Culture of acceptance
A recent blog on the Guardian Higher Education Network blog, which highlighted a "culture of acceptance" in universities around mental health issues, has received an unprecedented response, pointing to high levels of distress among academics.

The article, which reported instances of depression, sleep issues, eating disorders, alcoholism, self-harming, and even suicide attempts among PhD students, has been shared hundreds of thousands of times and elicited comments outlining similar personal experiences from students and academics. But while anecdotal accounts multiply, mental health issues in academia are little-researched and hard data is thin on the ground.

However, a study published in 2013 by the University and College Union (UCU) used health and safety executive measures, assessed against a large sample of over 14,000 university employees, to reveal growing stress levels among academics prompted by heavy workloads, a long hours culture and conflicting management demands. Academics experience higher stress than those in the wider population, the survey revealed.

Tackling perfectionism

Pat Hunt, head of Nottingham University's counselling service for staff and students and a member of the UK body for heads of university counselling services, said all universities were experiencing an increase in mental health problems.

"There are increasing levels of anxiety, both generalised and acute, levels of stress, of depression and levels of what I would call perfectionism," she says.

"By that I mean when someone is aiming for and constantly expecting really high standards, so that even when there is a positive outcome they feel they have fallen short. So instead of internal aspiration helping them to do well it actually hinders them."

Academics are also caught up in a range of cycles, from league tables and student satisfaction surveys to research league tables, that dominate thinking, she adds. In one case, a department's top position in a research profile "became a poisonous thing because everyone then fights to maintain that". Hunt said higher education should not be stigmatised for the increase in mental health issues, since it reflected a similar increase in wider society. Figures show more working days are now lost to the mental health problems than any other health issue.

» **DATA**:

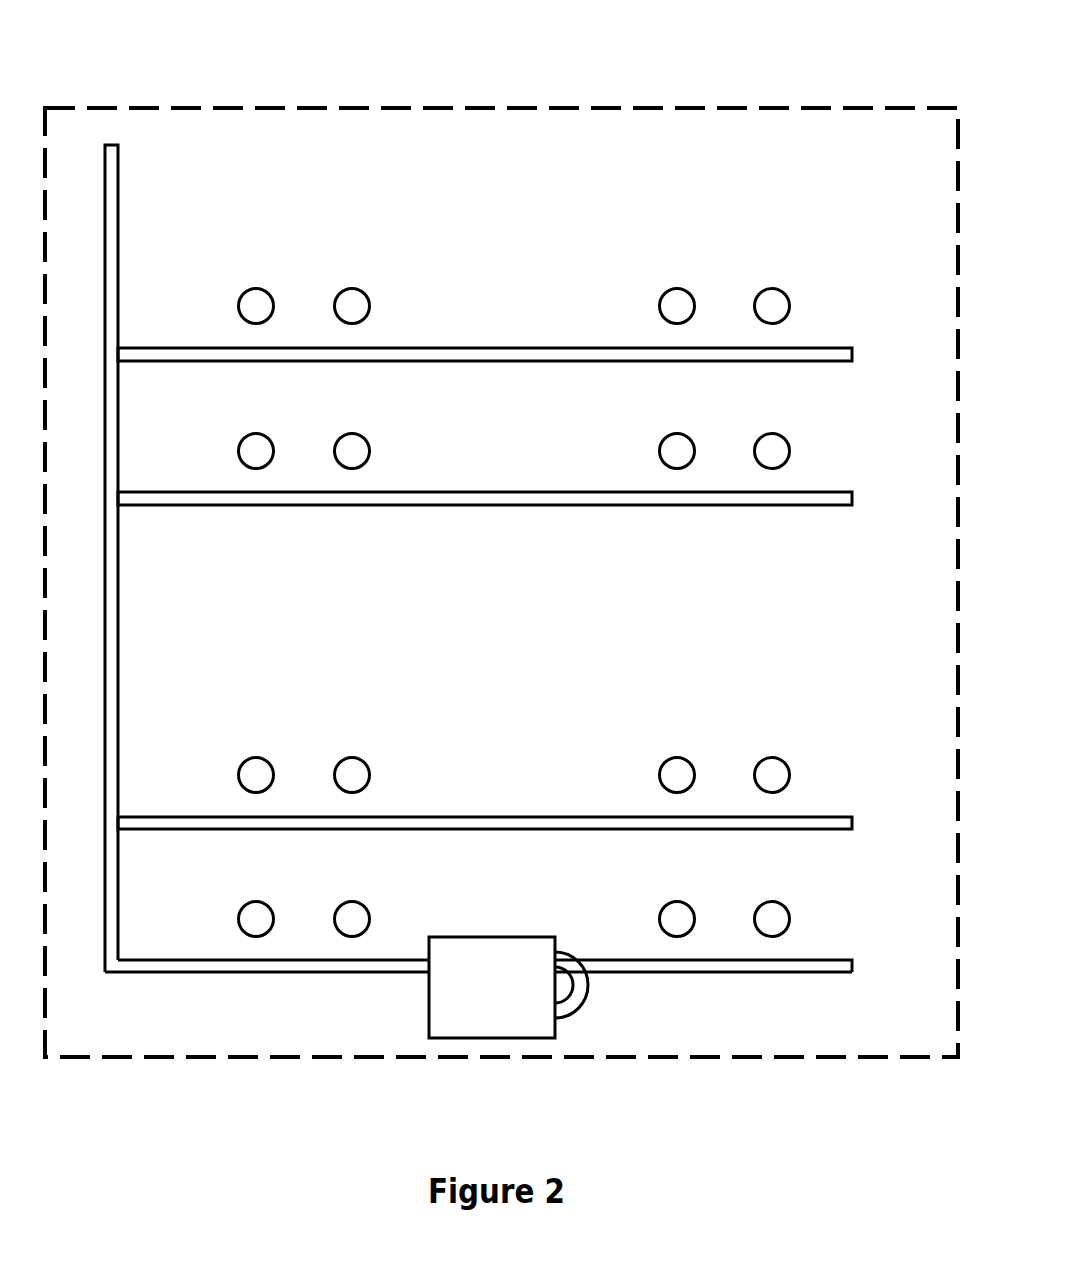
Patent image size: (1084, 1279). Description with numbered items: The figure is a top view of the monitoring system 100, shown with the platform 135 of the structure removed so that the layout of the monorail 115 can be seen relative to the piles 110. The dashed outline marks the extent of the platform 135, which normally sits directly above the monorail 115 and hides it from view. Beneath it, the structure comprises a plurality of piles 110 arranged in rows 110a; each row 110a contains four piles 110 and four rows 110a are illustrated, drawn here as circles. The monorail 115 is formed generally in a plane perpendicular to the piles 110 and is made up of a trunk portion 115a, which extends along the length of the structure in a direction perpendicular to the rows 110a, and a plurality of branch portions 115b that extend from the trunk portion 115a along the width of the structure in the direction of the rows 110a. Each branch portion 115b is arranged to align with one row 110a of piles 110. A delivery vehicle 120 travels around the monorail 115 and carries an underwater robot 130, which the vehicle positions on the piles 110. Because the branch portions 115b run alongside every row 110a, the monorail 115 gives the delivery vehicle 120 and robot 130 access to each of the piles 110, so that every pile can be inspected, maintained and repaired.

The monitoring system 100 is at (709, 74).
The platform 135 is at (178, 100).
The piles 110 is at (370, 305).
The rows 110a is at (833, 742).
The monorail 115 is at (126, 570).
The trunk portion 115a is at (126, 657).
The branch portions 115b is at (487, 484).
The delivery vehicle 120 is at (562, 987).
The underwater robot 130 is at (574, 1018).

» **TASKS TO CARRY OUT**:
1: Reproduce the full article about mental health in academia, word for word.
2: Render the listing as a Markdown table with columns named Row and Entry, starting from the top of the listing and stopping after the line that contains "The branch portions 115b is at (487, 484).". Number each line in Row, skip blank lines, and leave the pictures out.

» **EXPECTED ANSWERS**:
1:
Culture of acceptance
A recent blog on the Guardian Higher Education Network blog, which highlighted a "culture of acceptance" in universities around mental health issues, has received an unprecedented response, pointing to high levels of distress among academics.

The article, which reported instances of depression, sleep issues, eating disorders, alcoholism, self-harming, and even suicide attempts among PhD students, has been shared hundreds of thousands of times and elicited comments outlining similar personal experiences from students and academics. But while anecdotal accounts multiply, mental health issues in academia are little-researched and hard data is thin on the ground.

However, a study published in 2013 by the University and College Union (UCU) used health and safety executive measures, assessed against a large sample of over 14,000 university employees, to reveal growing stress levels among academics prompted by heavy workloads, a long hours culture and conflicting management demands. Academics experience higher stress than those in the wider population, the survey revealed.

Tackling perfectionism

Pat Hunt, head of Nottingham University's counselling service for staff and students and a member of the UK body for heads of university counselling services, said all universities were experiencing an increase in mental health problems.

"There are increasing levels of anxiety, both generalised and acute, levels of stress, of depression and levels of what I would call perfectionism," she says.

"By that I mean when someone is aiming for and constantly expecting really high standards, so that even when there is a positive outcome they feel they have fallen short. So instead of internal aspiration helping them to do well it actually hinders them."

Academics are also caught up in a range of cycles, from league tables and student satisfaction surveys to research league tables, that dominate thinking, she adds. In one case, a department's top position in a research profile "became a poisonous thing because everyone then fights to maintain that". Hunt said higher education should not be stigmatised for the increase in mental health issues, since it reflected a similar increase in wider society. Figures show more working days are now lost to the mental health problems than any other health issue.

2:
| Row | Entry |
|---|---|
| 1 | Patent image size: (1084, 1279). Description with numbered items: The figure is a top view of the monitoring system 100, shown with the platform 135 of the structure removed so that the layout of the monorail 115 can be seen relative to the piles 110. The dashed outline marks the extent of the platform 135, which normally sits directly above the monorail 115 and hides it from view. Beneath it, the structure comprises a plurality of piles 110 arranged in rows 110a; each row 110a contains four piles 110 and four rows 110a are illustrated, drawn here as circles. The monorail 115 is formed generally in a plane perpendicular to the piles 110 and is made up of a trunk portion 115a, which extends along the length of the structure in a direction perpendicular to the rows 110a, and a plurality of branch portions 115b that extend from the trunk portion 115a along the width of the structure in the direction of the rows 110a. Each branch portion 115b is arranged to align with one row 110a of piles 110. A delivery vehicle 120 travels around the monorail 115 and carries an underwater robot 130, which the vehicle positions on the piles 110. Because the branch portions 115b run alongside every row 110a, the monorail 115 gives the delivery vehicle 120 and robot 130 access to each of the piles 110, so that every pile can be inspected, maintained and repaired. |
| 2 | The monitoring system 100 is at (709, 74). |
| 3 | The platform 135 is at (178, 100). |
| 4 | The piles 110 is at (370, 305). |
| 5 | The rows 110a is at (833, 742). |
| 6 | The monorail 115 is at (126, 570). |
| 7 | The trunk portion 115a is at (126, 657). |
| 8 | The branch portions 115b is at (487, 484). |